**INFORMATION PROVIDED:**
## BEGIN
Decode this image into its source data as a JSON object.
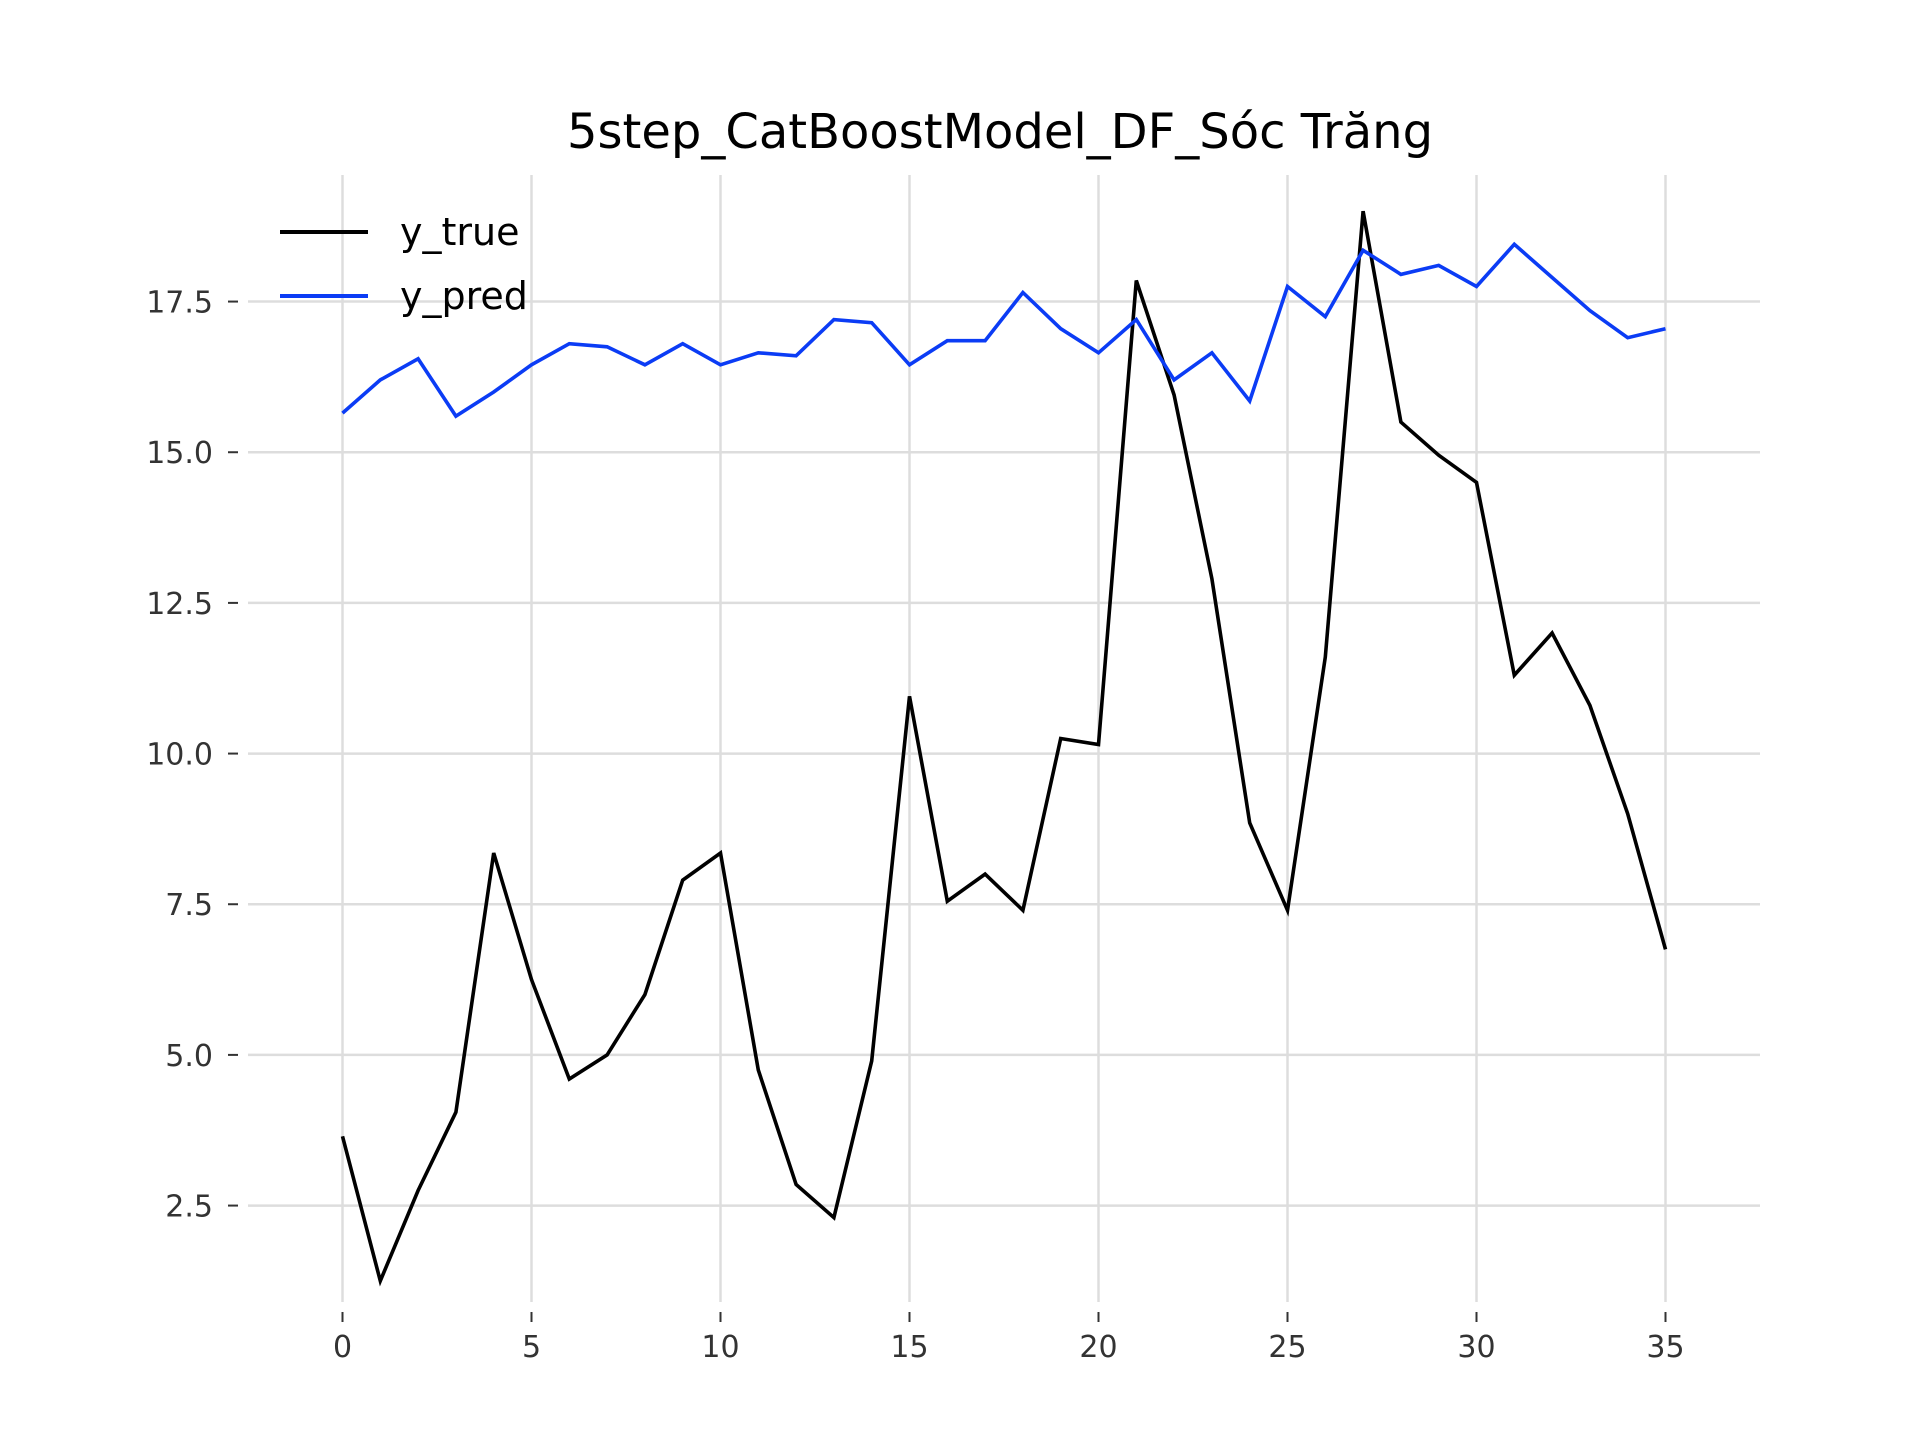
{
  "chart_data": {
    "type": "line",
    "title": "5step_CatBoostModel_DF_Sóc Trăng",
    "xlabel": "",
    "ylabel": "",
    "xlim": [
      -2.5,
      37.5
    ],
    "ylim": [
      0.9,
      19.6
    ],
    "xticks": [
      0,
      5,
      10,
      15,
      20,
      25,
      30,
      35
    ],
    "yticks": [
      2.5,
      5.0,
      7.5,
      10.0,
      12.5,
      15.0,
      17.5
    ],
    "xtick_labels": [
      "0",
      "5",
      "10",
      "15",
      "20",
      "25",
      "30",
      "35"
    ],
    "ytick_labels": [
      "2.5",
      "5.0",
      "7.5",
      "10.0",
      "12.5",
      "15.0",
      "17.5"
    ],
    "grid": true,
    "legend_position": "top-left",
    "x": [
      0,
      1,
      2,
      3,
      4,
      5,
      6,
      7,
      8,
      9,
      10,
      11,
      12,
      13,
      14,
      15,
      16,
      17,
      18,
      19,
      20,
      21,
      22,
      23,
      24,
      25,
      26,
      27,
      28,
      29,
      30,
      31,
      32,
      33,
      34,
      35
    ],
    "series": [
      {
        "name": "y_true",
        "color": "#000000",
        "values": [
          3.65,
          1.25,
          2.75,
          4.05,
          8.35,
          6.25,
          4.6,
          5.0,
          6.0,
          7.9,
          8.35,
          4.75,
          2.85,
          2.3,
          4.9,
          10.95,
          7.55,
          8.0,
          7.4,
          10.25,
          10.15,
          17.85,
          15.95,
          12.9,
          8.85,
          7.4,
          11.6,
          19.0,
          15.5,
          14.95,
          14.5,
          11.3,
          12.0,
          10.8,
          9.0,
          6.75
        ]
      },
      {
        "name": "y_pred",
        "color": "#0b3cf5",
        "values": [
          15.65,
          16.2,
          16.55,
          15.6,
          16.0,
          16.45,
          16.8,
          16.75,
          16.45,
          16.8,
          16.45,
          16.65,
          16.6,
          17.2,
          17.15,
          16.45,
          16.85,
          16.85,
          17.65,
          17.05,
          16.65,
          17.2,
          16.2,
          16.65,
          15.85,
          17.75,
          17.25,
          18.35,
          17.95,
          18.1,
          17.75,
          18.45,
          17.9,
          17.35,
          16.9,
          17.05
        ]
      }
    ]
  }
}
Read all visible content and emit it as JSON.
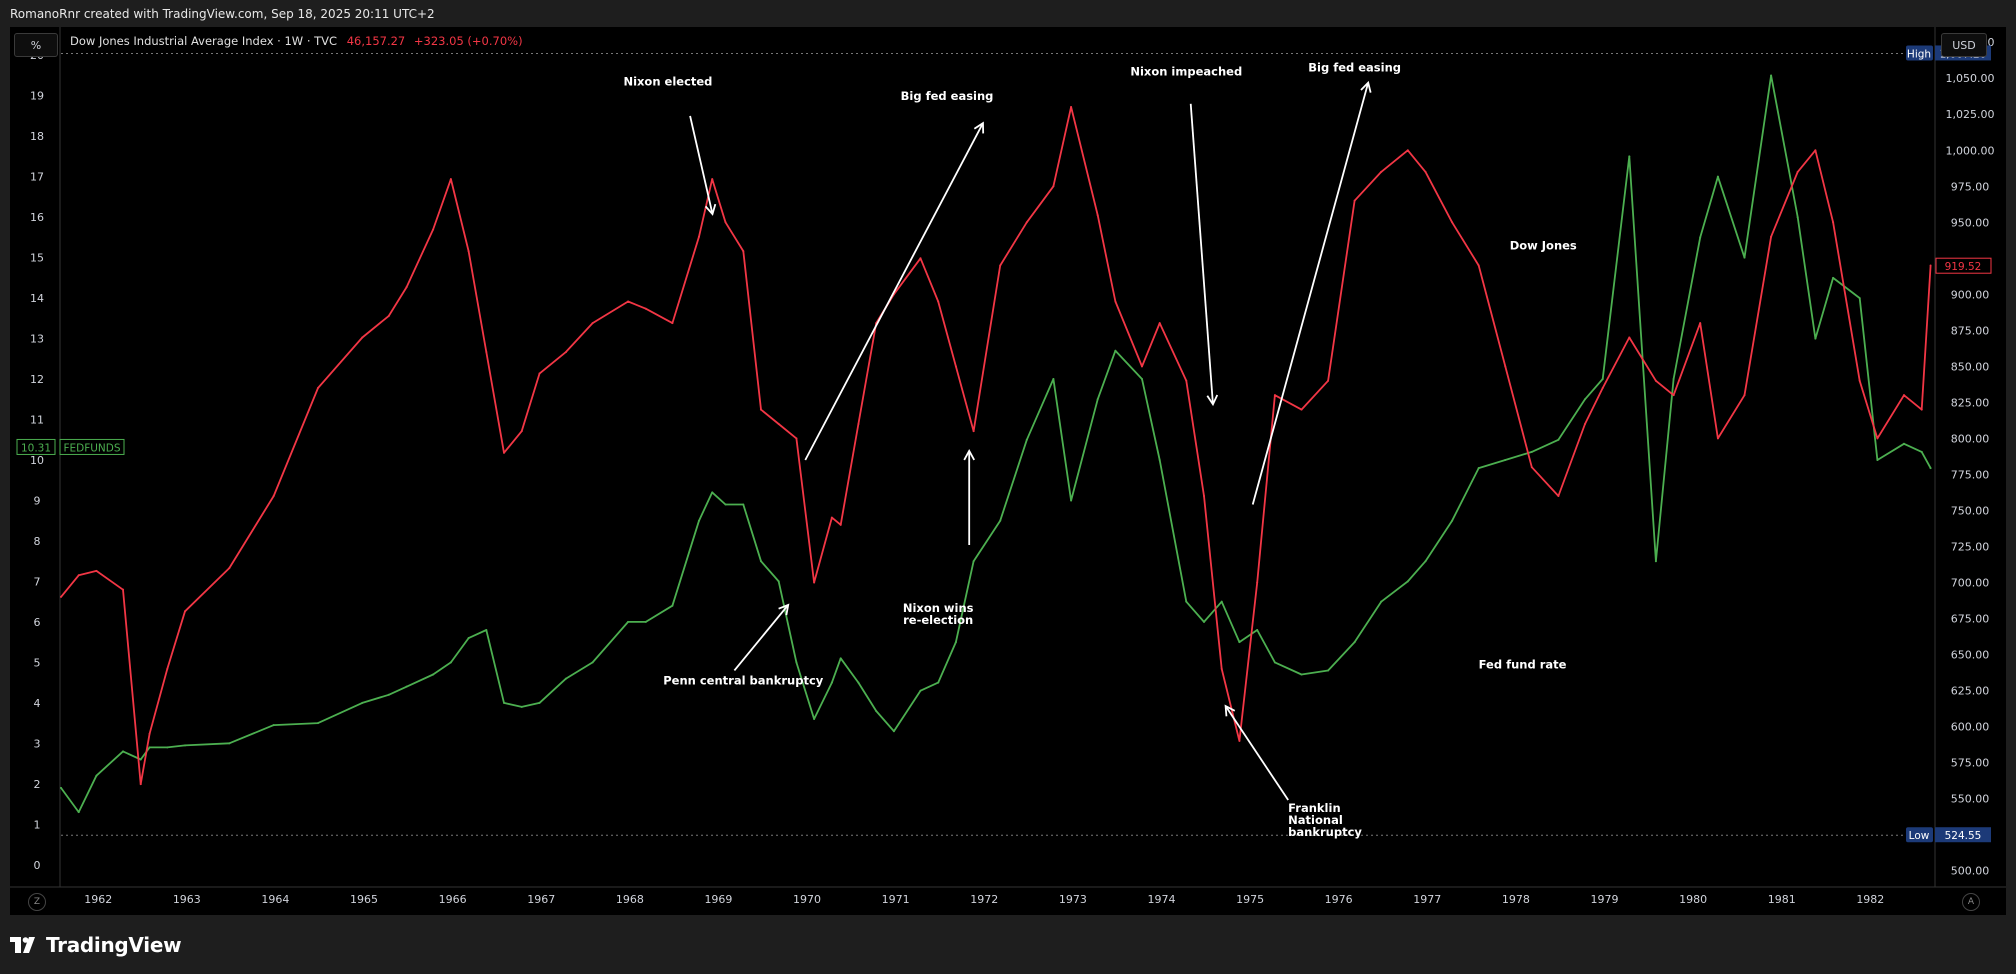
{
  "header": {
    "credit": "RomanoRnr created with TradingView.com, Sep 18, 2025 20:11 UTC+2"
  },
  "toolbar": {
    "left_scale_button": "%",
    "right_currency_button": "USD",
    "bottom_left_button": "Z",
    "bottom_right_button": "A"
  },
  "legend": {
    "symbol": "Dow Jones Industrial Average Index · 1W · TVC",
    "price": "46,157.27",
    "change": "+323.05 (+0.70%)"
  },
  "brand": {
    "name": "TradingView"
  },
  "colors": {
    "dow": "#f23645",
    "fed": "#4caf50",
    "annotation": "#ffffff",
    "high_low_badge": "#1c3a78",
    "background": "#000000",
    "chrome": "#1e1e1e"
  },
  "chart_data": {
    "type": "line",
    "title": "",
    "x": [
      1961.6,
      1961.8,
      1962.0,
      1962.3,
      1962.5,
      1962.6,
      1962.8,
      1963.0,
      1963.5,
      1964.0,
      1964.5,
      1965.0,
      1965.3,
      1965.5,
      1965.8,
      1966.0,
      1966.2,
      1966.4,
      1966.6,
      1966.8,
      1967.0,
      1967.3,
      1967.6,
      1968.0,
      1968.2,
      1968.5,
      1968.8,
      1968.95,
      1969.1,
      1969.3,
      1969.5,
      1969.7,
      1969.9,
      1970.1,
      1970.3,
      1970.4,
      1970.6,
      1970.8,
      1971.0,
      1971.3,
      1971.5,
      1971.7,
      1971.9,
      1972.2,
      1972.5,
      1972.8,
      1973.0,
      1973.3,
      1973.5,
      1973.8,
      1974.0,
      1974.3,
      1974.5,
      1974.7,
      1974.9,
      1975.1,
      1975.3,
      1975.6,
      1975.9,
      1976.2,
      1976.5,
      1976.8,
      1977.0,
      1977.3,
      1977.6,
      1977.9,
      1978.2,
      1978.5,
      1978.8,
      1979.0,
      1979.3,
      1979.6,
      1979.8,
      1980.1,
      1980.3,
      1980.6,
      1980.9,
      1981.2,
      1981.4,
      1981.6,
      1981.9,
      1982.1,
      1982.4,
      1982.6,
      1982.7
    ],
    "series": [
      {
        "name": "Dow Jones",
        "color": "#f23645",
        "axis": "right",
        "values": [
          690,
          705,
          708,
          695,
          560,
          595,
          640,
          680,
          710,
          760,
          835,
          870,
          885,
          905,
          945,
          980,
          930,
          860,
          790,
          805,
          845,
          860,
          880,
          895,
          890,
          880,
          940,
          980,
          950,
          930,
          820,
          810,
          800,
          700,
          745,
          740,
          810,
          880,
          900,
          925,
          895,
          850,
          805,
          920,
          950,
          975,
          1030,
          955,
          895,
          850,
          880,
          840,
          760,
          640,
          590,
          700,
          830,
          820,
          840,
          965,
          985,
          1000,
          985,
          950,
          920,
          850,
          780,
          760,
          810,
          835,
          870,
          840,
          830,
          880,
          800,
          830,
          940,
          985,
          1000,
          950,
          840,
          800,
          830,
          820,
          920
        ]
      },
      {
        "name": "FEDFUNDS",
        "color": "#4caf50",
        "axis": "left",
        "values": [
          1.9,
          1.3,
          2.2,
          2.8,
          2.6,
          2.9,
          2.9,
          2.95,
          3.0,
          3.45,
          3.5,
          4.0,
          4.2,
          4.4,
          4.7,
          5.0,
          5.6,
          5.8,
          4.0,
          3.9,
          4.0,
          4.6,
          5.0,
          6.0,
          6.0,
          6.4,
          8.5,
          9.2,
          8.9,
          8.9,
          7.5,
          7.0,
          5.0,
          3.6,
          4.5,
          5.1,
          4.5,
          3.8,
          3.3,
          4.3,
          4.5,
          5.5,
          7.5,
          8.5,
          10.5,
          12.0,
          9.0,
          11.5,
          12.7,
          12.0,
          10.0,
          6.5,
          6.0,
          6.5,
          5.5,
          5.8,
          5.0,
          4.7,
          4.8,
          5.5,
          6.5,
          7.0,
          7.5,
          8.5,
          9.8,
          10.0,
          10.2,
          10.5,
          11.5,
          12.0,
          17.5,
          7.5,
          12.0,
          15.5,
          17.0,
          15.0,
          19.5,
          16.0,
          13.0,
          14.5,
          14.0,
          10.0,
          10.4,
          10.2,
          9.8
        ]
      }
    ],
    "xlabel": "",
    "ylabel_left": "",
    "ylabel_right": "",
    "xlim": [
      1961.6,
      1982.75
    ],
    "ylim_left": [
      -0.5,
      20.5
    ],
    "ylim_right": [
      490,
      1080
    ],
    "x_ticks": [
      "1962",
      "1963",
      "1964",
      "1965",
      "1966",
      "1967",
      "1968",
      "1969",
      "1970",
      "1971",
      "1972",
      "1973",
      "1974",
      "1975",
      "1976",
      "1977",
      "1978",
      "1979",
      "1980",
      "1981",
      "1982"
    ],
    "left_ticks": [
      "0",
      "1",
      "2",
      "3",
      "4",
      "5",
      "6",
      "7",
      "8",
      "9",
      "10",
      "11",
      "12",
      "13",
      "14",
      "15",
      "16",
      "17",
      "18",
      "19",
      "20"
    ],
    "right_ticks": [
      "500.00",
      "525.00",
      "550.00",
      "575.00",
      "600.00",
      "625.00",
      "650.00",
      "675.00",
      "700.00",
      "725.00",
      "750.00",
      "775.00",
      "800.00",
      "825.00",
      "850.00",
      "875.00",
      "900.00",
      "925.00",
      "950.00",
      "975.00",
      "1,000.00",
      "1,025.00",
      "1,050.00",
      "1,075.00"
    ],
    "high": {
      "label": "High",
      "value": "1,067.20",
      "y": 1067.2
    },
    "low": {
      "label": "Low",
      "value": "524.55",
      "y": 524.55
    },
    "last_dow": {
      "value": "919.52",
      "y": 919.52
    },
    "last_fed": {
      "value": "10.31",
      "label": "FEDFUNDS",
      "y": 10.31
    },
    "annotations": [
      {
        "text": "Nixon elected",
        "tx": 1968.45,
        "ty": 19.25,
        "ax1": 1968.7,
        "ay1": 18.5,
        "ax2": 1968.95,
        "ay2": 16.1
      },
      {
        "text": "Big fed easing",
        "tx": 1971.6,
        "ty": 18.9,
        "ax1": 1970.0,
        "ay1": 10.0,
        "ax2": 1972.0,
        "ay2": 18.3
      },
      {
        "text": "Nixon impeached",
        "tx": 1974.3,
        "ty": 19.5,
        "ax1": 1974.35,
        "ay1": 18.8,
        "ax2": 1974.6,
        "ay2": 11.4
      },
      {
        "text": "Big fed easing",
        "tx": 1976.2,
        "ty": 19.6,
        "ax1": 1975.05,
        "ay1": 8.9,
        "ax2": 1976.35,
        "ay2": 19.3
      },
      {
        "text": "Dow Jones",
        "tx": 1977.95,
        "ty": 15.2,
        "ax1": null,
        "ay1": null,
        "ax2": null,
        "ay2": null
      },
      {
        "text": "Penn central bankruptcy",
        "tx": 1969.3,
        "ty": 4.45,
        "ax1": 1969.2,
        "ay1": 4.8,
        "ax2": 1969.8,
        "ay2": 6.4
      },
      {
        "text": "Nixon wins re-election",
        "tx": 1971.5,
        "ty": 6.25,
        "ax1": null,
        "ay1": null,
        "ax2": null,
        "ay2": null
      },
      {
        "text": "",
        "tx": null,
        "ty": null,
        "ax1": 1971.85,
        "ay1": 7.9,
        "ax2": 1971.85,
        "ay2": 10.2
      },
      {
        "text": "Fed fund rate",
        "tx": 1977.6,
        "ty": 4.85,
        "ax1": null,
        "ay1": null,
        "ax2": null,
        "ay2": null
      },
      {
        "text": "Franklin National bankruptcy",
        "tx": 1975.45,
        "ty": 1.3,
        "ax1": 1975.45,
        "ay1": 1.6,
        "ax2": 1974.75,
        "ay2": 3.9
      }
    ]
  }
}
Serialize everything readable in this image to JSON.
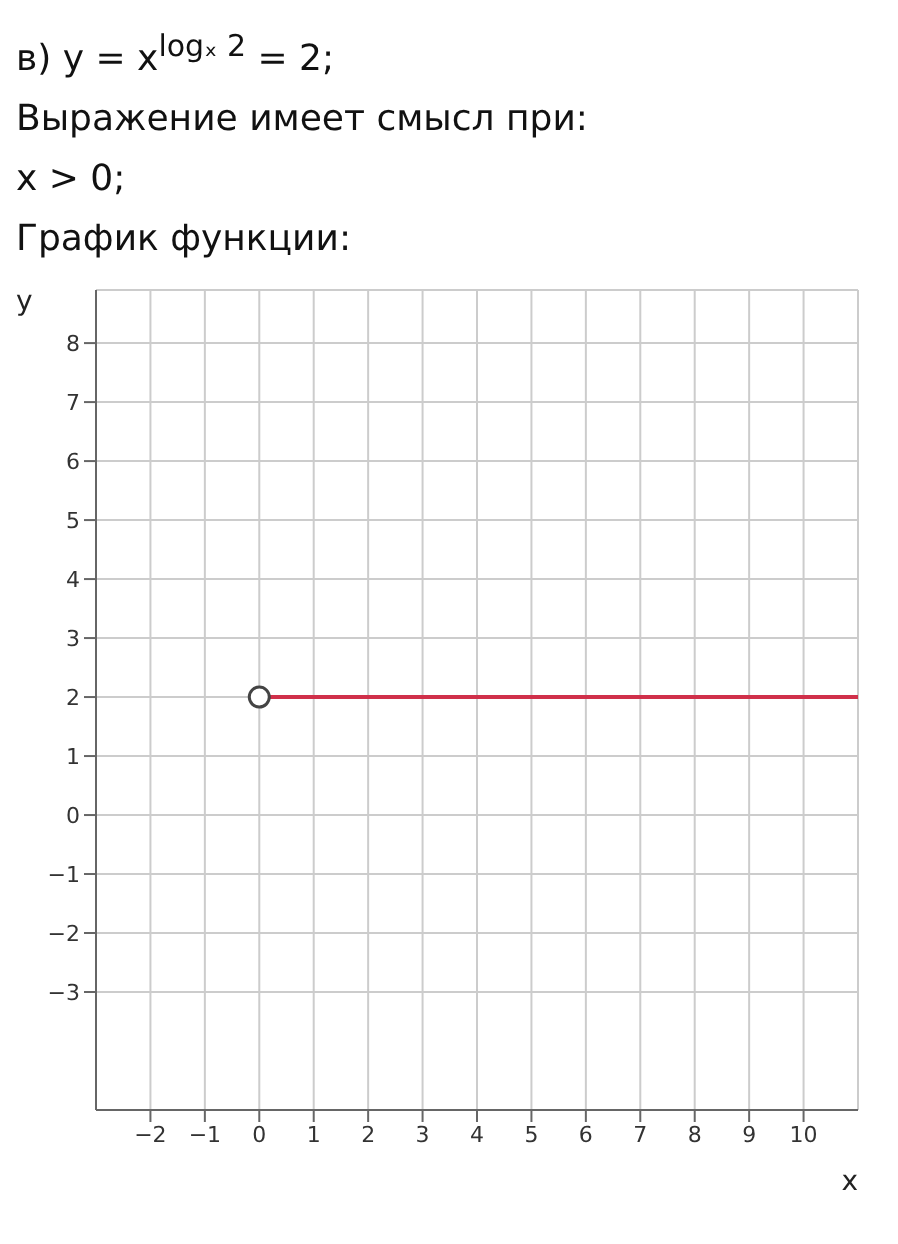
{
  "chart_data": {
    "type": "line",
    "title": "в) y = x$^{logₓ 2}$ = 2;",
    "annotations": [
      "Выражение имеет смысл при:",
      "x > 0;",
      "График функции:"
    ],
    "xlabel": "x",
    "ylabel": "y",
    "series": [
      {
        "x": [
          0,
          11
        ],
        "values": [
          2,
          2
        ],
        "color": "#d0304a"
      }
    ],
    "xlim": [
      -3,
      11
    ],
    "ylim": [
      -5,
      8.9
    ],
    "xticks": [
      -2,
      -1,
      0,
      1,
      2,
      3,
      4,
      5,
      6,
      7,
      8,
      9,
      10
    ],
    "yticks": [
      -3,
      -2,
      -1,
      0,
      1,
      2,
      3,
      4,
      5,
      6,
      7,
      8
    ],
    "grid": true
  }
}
## END
**SHORT TASK:**
Make a list of all lines in the data that contain "Nixon".

**TASK ANSWER:**
        "text": "Nixon elected",
        "text": "Nixon impeached",
        "text": "Nixon wins re-election",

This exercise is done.